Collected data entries

☆ ☆ ☆ ☆ ☆ ☆ ☆

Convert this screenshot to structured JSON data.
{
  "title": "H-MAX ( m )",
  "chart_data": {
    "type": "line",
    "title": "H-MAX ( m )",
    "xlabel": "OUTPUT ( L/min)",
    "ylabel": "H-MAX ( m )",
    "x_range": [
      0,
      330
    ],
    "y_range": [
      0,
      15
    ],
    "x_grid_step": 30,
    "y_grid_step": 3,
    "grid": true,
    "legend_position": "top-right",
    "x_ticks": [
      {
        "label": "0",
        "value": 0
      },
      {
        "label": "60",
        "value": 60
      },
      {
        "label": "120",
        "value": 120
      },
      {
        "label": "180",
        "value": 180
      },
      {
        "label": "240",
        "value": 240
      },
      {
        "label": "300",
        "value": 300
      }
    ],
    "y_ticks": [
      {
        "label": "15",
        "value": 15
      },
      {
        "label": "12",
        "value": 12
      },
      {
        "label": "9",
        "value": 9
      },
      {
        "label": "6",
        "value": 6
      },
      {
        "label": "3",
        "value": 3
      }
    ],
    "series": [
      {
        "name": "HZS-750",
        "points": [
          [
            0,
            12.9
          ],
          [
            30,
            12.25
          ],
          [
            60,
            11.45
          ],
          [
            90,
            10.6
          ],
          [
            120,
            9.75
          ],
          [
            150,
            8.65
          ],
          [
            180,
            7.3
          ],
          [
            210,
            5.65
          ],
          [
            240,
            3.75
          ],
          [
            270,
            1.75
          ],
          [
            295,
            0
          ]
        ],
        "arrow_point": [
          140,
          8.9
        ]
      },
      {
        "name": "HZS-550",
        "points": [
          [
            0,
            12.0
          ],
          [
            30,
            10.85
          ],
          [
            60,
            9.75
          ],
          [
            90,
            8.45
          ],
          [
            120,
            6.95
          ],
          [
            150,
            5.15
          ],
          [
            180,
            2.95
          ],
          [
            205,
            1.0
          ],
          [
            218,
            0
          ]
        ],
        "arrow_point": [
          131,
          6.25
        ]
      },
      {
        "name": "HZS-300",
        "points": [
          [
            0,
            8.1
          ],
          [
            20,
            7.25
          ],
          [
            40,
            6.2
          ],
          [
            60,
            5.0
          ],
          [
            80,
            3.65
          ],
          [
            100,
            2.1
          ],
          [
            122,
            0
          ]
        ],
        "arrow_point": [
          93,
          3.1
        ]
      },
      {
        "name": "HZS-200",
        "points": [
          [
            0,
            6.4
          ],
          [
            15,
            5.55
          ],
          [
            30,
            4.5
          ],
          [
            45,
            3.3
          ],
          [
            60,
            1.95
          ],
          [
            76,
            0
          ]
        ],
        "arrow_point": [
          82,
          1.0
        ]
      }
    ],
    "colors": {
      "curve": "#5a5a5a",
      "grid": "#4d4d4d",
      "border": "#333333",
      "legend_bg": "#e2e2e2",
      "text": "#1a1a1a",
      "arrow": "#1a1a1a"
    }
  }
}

☆ ☆ ☆ ☆ ☆ ☆ ☆

**EXERCISE TASK:** Tally up how many lines in the preceding listing contain the word "value". Give nothing but the number.

**TASK OUTPUT:** 11